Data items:
══════

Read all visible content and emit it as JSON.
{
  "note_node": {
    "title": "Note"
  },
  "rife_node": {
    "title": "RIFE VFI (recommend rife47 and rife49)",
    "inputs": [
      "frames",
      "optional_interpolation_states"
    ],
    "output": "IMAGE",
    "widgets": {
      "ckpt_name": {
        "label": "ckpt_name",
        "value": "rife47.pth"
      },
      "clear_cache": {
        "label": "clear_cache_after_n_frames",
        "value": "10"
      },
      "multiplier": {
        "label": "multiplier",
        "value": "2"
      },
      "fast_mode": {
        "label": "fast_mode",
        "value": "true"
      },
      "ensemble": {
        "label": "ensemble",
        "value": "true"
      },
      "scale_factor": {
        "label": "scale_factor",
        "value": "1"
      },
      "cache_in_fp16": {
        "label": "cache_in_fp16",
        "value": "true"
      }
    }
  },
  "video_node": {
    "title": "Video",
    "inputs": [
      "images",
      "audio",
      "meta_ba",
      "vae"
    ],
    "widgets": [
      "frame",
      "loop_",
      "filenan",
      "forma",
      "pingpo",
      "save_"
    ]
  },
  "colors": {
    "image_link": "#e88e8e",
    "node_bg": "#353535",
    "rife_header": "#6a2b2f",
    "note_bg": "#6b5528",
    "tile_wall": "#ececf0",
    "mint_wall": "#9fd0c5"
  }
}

══════

**WHAT YOU NEED TO DO**. Write all of the records out again exactly.

**FULL RESPONSE**.
Read all visible content and emit it as JSON.
{
  "note_node": {
    "title": "Note"
  },
  "rife_node": {
    "title": "RIFE VFI (recommend rife47 and rife49)",
    "inputs": [
      "frames",
      "optional_interpolation_states"
    ],
    "output": "IMAGE",
    "widgets": {
      "ckpt_name": {
        "label": "ckpt_name",
        "value": "rife47.pth"
      },
      "clear_cache": {
        "label": "clear_cache_after_n_frames",
        "value": "10"
      },
      "multiplier": {
        "label": "multiplier",
        "value": "2"
      },
      "fast_mode": {
        "label": "fast_mode",
        "value": "true"
      },
      "ensemble": {
        "label": "ensemble",
        "value": "true"
      },
      "scale_factor": {
        "label": "scale_factor",
        "value": "1"
      },
      "cache_in_fp16": {
        "label": "cache_in_fp16",
        "value": "true"
      }
    }
  },
  "video_node": {
    "title": "Video",
    "inputs": [
      "images",
      "audio",
      "meta_ba",
      "vae"
    ],
    "widgets": [
      "frame",
      "loop_",
      "filenan",
      "forma",
      "pingpo",
      "save_"
    ]
  },
  "colors": {
    "image_link": "#e88e8e",
    "node_bg": "#353535",
    "rife_header": "#6a2b2f",
    "note_bg": "#6b5528",
    "tile_wall": "#ececf0",
    "mint_wall": "#9fd0c5"
  }
}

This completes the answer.